▶ **PROBLEM DESCRIPTION**
How many lines of these entries hold the string "wind"? Answer with the number alone.

▶ **Records from a collection**
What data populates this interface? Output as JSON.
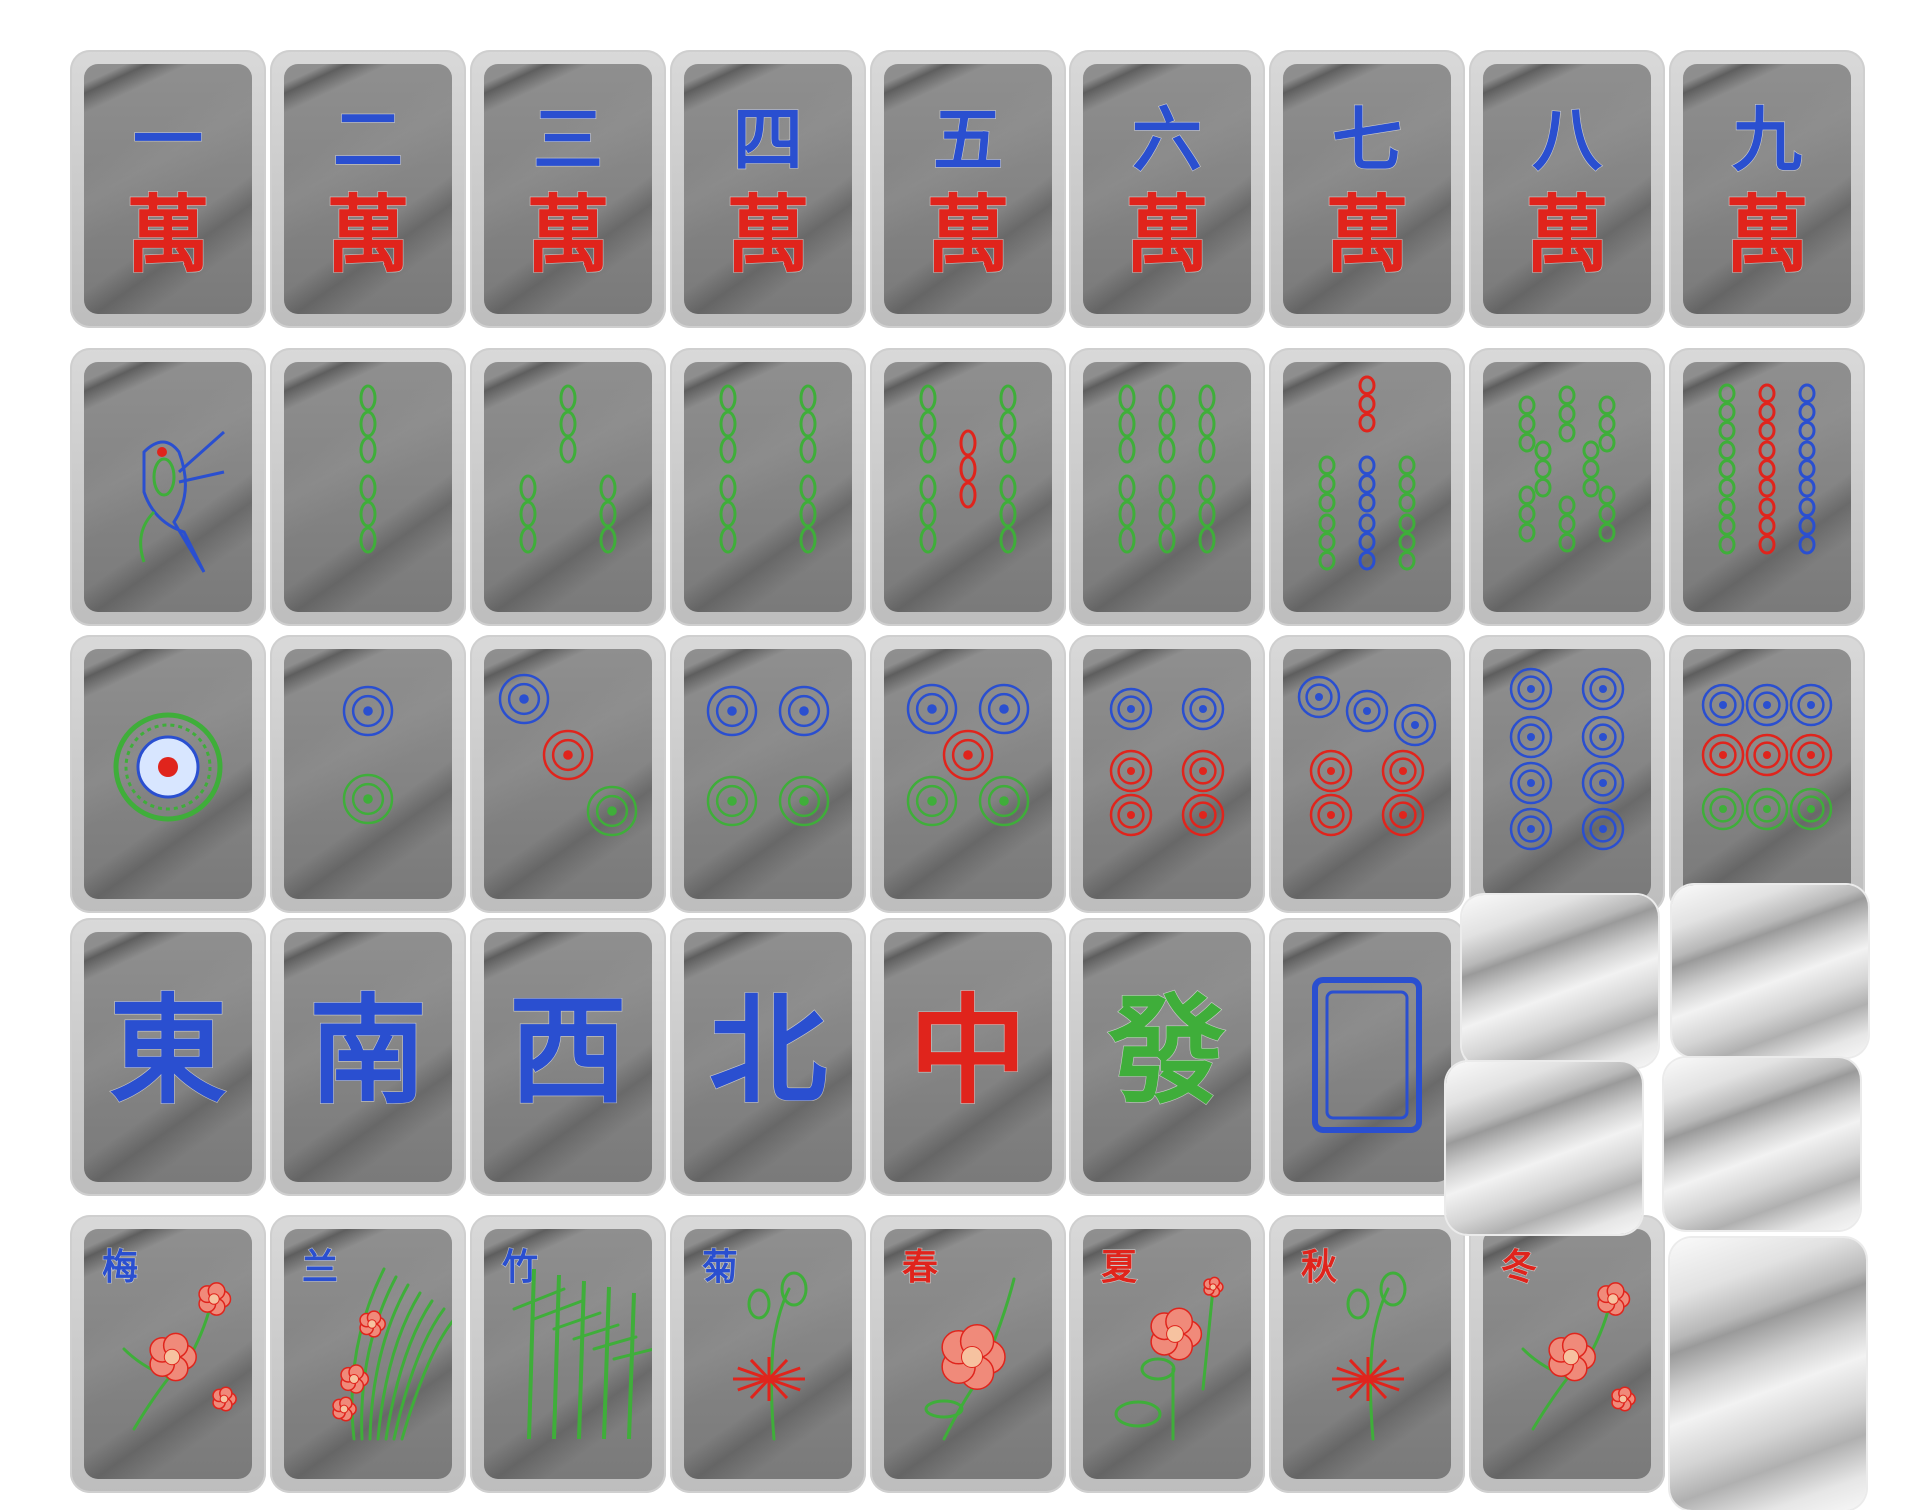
{
  "board": {
    "rows": [
      {
        "name": "characters",
        "tiles": [
          {
            "id": "char-1",
            "kind": "char",
            "numeral": "一",
            "suit": "萬"
          },
          {
            "id": "char-2",
            "kind": "char",
            "numeral": "二",
            "suit": "萬"
          },
          {
            "id": "char-3",
            "kind": "char",
            "numeral": "三",
            "suit": "萬"
          },
          {
            "id": "char-4",
            "kind": "char",
            "numeral": "四",
            "suit": "萬"
          },
          {
            "id": "char-5",
            "kind": "char",
            "numeral": "五",
            "suit": "萬"
          },
          {
            "id": "char-6",
            "kind": "char",
            "numeral": "六",
            "suit": "萬"
          },
          {
            "id": "char-7",
            "kind": "char",
            "numeral": "七",
            "suit": "萬"
          },
          {
            "id": "char-8",
            "kind": "char",
            "numeral": "八",
            "suit": "萬"
          },
          {
            "id": "char-9",
            "kind": "char",
            "numeral": "九",
            "suit": "萬"
          }
        ]
      },
      {
        "name": "bamboos",
        "tiles": [
          {
            "id": "bamboo-1",
            "kind": "bird",
            "value": 1
          },
          {
            "id": "bamboo-2",
            "kind": "bamboo",
            "value": 2
          },
          {
            "id": "bamboo-3",
            "kind": "bamboo",
            "value": 3
          },
          {
            "id": "bamboo-4",
            "kind": "bamboo",
            "value": 4
          },
          {
            "id": "bamboo-5",
            "kind": "bamboo",
            "value": 5
          },
          {
            "id": "bamboo-6",
            "kind": "bamboo",
            "value": 6
          },
          {
            "id": "bamboo-7",
            "kind": "bamboo",
            "value": 7
          },
          {
            "id": "bamboo-8",
            "kind": "bamboo",
            "value": 8
          },
          {
            "id": "bamboo-9",
            "kind": "bamboo",
            "value": 9
          }
        ]
      },
      {
        "name": "dots",
        "tiles": [
          {
            "id": "dot-1",
            "kind": "bigdot",
            "value": 1
          },
          {
            "id": "dot-2",
            "kind": "dots",
            "value": 2
          },
          {
            "id": "dot-3",
            "kind": "dots",
            "value": 3
          },
          {
            "id": "dot-4",
            "kind": "dots",
            "value": 4
          },
          {
            "id": "dot-5",
            "kind": "dots",
            "value": 5
          },
          {
            "id": "dot-6",
            "kind": "dots",
            "value": 6
          },
          {
            "id": "dot-7",
            "kind": "dots",
            "value": 7
          },
          {
            "id": "dot-8",
            "kind": "dots",
            "value": 8
          },
          {
            "id": "dot-9",
            "kind": "dots",
            "value": 9
          }
        ]
      },
      {
        "name": "honors",
        "tiles": [
          {
            "id": "wind-east",
            "kind": "honor",
            "glyph": "東",
            "color": "#2a4fd0"
          },
          {
            "id": "wind-south",
            "kind": "honor",
            "glyph": "南",
            "color": "#2a4fd0"
          },
          {
            "id": "wind-west",
            "kind": "honor",
            "glyph": "西",
            "color": "#2a4fd0"
          },
          {
            "id": "wind-north",
            "kind": "honor",
            "glyph": "北",
            "color": "#2a4fd0"
          },
          {
            "id": "dragon-red",
            "kind": "honor",
            "glyph": "中",
            "color": "#e0241c"
          },
          {
            "id": "dragon-green",
            "kind": "honor",
            "glyph": "發",
            "color": "#3fae3a"
          },
          {
            "id": "dragon-white",
            "kind": "whitedragon"
          }
        ]
      },
      {
        "name": "flowers-seasons",
        "tiles": [
          {
            "id": "flower-plum",
            "kind": "flower",
            "label": "梅",
            "label_color": "#2a4fd0",
            "plant": "plum"
          },
          {
            "id": "flower-orchid",
            "kind": "flower",
            "label": "兰",
            "label_color": "#2a4fd0",
            "plant": "orchid"
          },
          {
            "id": "flower-bamboo",
            "kind": "flower",
            "label": "竹",
            "label_color": "#2a4fd0",
            "plant": "bamboo"
          },
          {
            "id": "flower-chrysanthemum",
            "kind": "flower",
            "label": "菊",
            "label_color": "#2a4fd0",
            "plant": "chrys"
          },
          {
            "id": "season-spring",
            "kind": "flower",
            "label": "春",
            "label_color": "#e0241c",
            "plant": "peony"
          },
          {
            "id": "season-summer",
            "kind": "flower",
            "label": "夏",
            "label_color": "#e0241c",
            "plant": "lotus"
          },
          {
            "id": "season-autumn",
            "kind": "flower",
            "label": "秋",
            "label_color": "#e0241c",
            "plant": "chrys"
          },
          {
            "id": "season-winter",
            "kind": "flower",
            "label": "冬",
            "label_color": "#e0241c",
            "plant": "plum"
          }
        ]
      }
    ],
    "blank_tiles": 5
  },
  "colors": {
    "blue": "#2a4fd0",
    "red": "#e0241c",
    "green": "#3fae3a"
  }
}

▶ **ANSWER TO THIS PROBLEM**
4